What the task asks
Output every line exactly as written. Leave out pictures.

Records for the task
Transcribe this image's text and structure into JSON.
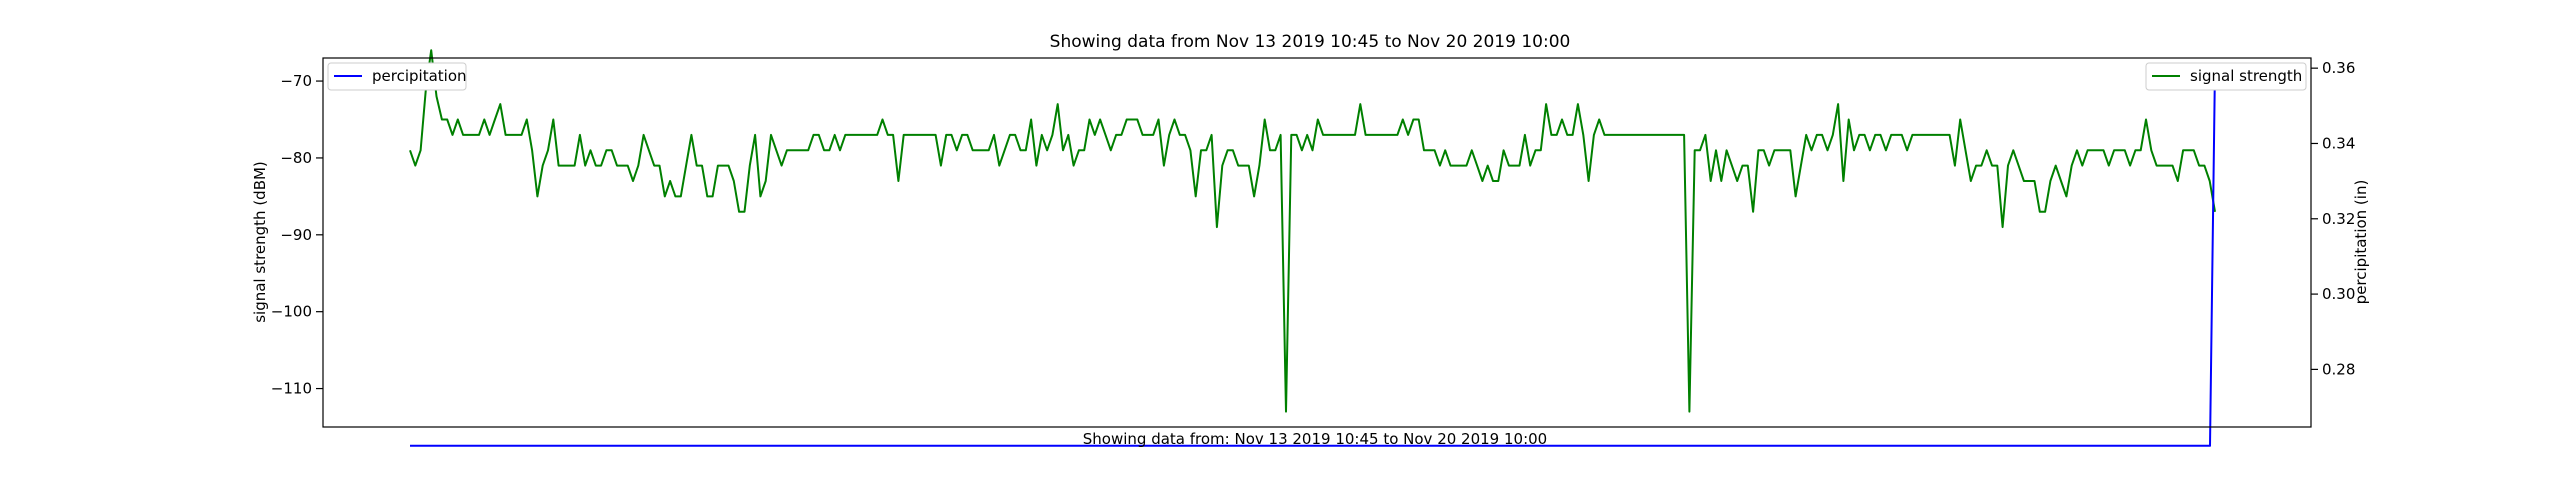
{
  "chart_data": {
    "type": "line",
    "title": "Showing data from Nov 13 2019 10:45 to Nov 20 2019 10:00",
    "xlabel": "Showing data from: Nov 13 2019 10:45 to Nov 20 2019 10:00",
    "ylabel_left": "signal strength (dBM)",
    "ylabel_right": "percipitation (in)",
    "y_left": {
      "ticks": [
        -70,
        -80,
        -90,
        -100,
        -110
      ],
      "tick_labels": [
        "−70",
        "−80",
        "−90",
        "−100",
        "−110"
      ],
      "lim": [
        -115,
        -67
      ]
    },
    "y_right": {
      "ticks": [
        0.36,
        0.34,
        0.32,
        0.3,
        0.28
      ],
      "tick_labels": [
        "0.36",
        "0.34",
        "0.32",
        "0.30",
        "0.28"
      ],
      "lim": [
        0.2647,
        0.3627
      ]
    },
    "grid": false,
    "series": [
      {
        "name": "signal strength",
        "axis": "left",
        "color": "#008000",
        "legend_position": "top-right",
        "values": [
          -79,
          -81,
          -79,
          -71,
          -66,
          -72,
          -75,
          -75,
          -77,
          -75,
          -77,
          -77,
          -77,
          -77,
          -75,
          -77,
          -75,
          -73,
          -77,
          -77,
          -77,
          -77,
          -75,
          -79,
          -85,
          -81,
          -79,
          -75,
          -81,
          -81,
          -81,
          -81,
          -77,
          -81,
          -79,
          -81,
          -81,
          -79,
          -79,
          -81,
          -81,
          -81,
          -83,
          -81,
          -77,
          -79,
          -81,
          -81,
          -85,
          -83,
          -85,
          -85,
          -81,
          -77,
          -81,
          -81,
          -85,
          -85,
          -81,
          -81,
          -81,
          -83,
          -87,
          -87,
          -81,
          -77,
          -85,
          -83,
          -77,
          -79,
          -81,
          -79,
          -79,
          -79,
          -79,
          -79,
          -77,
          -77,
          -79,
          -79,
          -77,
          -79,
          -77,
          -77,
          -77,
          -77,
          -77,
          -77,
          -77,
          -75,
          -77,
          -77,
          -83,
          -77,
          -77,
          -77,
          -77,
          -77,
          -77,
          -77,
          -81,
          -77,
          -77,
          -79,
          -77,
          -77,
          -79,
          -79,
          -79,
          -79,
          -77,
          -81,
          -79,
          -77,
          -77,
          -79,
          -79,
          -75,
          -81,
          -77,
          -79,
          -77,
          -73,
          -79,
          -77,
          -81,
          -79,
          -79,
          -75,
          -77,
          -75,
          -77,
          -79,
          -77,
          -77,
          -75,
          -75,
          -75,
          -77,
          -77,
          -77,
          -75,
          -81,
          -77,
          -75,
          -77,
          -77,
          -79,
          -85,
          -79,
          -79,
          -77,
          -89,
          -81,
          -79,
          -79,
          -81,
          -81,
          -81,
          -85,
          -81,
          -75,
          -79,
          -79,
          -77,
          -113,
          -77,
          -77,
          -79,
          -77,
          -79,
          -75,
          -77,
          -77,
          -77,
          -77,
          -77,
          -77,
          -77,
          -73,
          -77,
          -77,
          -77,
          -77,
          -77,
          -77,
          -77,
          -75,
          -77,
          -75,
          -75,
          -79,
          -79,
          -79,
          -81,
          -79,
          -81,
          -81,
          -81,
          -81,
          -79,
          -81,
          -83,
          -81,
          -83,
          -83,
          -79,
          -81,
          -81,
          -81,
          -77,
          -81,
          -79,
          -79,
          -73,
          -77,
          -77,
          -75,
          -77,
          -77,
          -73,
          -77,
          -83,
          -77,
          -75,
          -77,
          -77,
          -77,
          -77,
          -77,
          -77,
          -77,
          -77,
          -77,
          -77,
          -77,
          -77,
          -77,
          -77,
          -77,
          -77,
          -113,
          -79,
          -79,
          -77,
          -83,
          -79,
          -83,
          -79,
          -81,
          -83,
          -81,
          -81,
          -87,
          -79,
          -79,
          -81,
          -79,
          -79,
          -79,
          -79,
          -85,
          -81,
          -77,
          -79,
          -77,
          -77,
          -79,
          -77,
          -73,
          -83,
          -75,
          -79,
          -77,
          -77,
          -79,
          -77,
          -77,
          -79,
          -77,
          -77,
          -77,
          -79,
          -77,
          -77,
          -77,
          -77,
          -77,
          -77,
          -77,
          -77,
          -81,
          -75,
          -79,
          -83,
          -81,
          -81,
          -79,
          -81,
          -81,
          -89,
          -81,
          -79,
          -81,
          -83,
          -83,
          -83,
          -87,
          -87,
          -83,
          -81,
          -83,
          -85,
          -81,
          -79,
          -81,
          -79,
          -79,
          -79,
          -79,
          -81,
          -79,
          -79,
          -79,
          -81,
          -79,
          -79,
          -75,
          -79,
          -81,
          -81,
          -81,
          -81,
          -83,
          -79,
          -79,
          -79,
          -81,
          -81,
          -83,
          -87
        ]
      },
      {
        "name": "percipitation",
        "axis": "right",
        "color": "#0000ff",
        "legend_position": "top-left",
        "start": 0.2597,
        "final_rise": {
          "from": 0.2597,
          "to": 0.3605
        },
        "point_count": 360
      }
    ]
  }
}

Task output
Transcribe this image's text and structure into JSON.
{
  "chart_data": {
    "type": "line",
    "title": "Showing data from Nov 13 2019 10:45 to Nov 20 2019 10:00",
    "xlabel": "Showing data from: Nov 13 2019 10:45 to Nov 20 2019 10:00",
    "ylabel_left": "signal strength (dBM)",
    "ylabel_right": "percipitation (in)",
    "y_left": {
      "ticks": [
        -70,
        -80,
        -90,
        -100,
        -110
      ],
      "tick_labels": [
        "−70",
        "−80",
        "−90",
        "−100",
        "−110"
      ],
      "lim": [
        -115,
        -67
      ]
    },
    "y_right": {
      "ticks": [
        0.36,
        0.34,
        0.32,
        0.3,
        0.28
      ],
      "tick_labels": [
        "0.36",
        "0.34",
        "0.32",
        "0.30",
        "0.28"
      ],
      "lim": [
        0.2647,
        0.3627
      ]
    },
    "grid": false,
    "series": [
      {
        "name": "signal strength",
        "axis": "left",
        "color": "#008000",
        "legend_position": "top-right",
        "values": [
          -79,
          -81,
          -79,
          -71,
          -66,
          -72,
          -75,
          -75,
          -77,
          -75,
          -77,
          -77,
          -77,
          -77,
          -75,
          -77,
          -75,
          -73,
          -77,
          -77,
          -77,
          -77,
          -75,
          -79,
          -85,
          -81,
          -79,
          -75,
          -81,
          -81,
          -81,
          -81,
          -77,
          -81,
          -79,
          -81,
          -81,
          -79,
          -79,
          -81,
          -81,
          -81,
          -83,
          -81,
          -77,
          -79,
          -81,
          -81,
          -85,
          -83,
          -85,
          -85,
          -81,
          -77,
          -81,
          -81,
          -85,
          -85,
          -81,
          -81,
          -81,
          -83,
          -87,
          -87,
          -81,
          -77,
          -85,
          -83,
          -77,
          -79,
          -81,
          -79,
          -79,
          -79,
          -79,
          -79,
          -77,
          -77,
          -79,
          -79,
          -77,
          -79,
          -77,
          -77,
          -77,
          -77,
          -77,
          -77,
          -77,
          -75,
          -77,
          -77,
          -83,
          -77,
          -77,
          -77,
          -77,
          -77,
          -77,
          -77,
          -81,
          -77,
          -77,
          -79,
          -77,
          -77,
          -79,
          -79,
          -79,
          -79,
          -77,
          -81,
          -79,
          -77,
          -77,
          -79,
          -79,
          -75,
          -81,
          -77,
          -79,
          -77,
          -73,
          -79,
          -77,
          -81,
          -79,
          -79,
          -75,
          -77,
          -75,
          -77,
          -79,
          -77,
          -77,
          -75,
          -75,
          -75,
          -77,
          -77,
          -77,
          -75,
          -81,
          -77,
          -75,
          -77,
          -77,
          -79,
          -85,
          -79,
          -79,
          -77,
          -89,
          -81,
          -79,
          -79,
          -81,
          -81,
          -81,
          -85,
          -81,
          -75,
          -79,
          -79,
          -77,
          -113,
          -77,
          -77,
          -79,
          -77,
          -79,
          -75,
          -77,
          -77,
          -77,
          -77,
          -77,
          -77,
          -77,
          -73,
          -77,
          -77,
          -77,
          -77,
          -77,
          -77,
          -77,
          -75,
          -77,
          -75,
          -75,
          -79,
          -79,
          -79,
          -81,
          -79,
          -81,
          -81,
          -81,
          -81,
          -79,
          -81,
          -83,
          -81,
          -83,
          -83,
          -79,
          -81,
          -81,
          -81,
          -77,
          -81,
          -79,
          -79,
          -73,
          -77,
          -77,
          -75,
          -77,
          -77,
          -73,
          -77,
          -83,
          -77,
          -75,
          -77,
          -77,
          -77,
          -77,
          -77,
          -77,
          -77,
          -77,
          -77,
          -77,
          -77,
          -77,
          -77,
          -77,
          -77,
          -77,
          -113,
          -79,
          -79,
          -77,
          -83,
          -79,
          -83,
          -79,
          -81,
          -83,
          -81,
          -81,
          -87,
          -79,
          -79,
          -81,
          -79,
          -79,
          -79,
          -79,
          -85,
          -81,
          -77,
          -79,
          -77,
          -77,
          -79,
          -77,
          -73,
          -83,
          -75,
          -79,
          -77,
          -77,
          -79,
          -77,
          -77,
          -79,
          -77,
          -77,
          -77,
          -79,
          -77,
          -77,
          -77,
          -77,
          -77,
          -77,
          -77,
          -77,
          -81,
          -75,
          -79,
          -83,
          -81,
          -81,
          -79,
          -81,
          -81,
          -89,
          -81,
          -79,
          -81,
          -83,
          -83,
          -83,
          -87,
          -87,
          -83,
          -81,
          -83,
          -85,
          -81,
          -79,
          -81,
          -79,
          -79,
          -79,
          -79,
          -81,
          -79,
          -79,
          -79,
          -81,
          -79,
          -79,
          -75,
          -79,
          -81,
          -81,
          -81,
          -81,
          -83,
          -79,
          -79,
          -79,
          -81,
          -81,
          -83,
          -87
        ]
      },
      {
        "name": "percipitation",
        "axis": "right",
        "color": "#0000ff",
        "legend_position": "top-left",
        "start": 0.2597,
        "final_rise": {
          "from": 0.2597,
          "to": 0.3605
        },
        "point_count": 360
      }
    ]
  }
}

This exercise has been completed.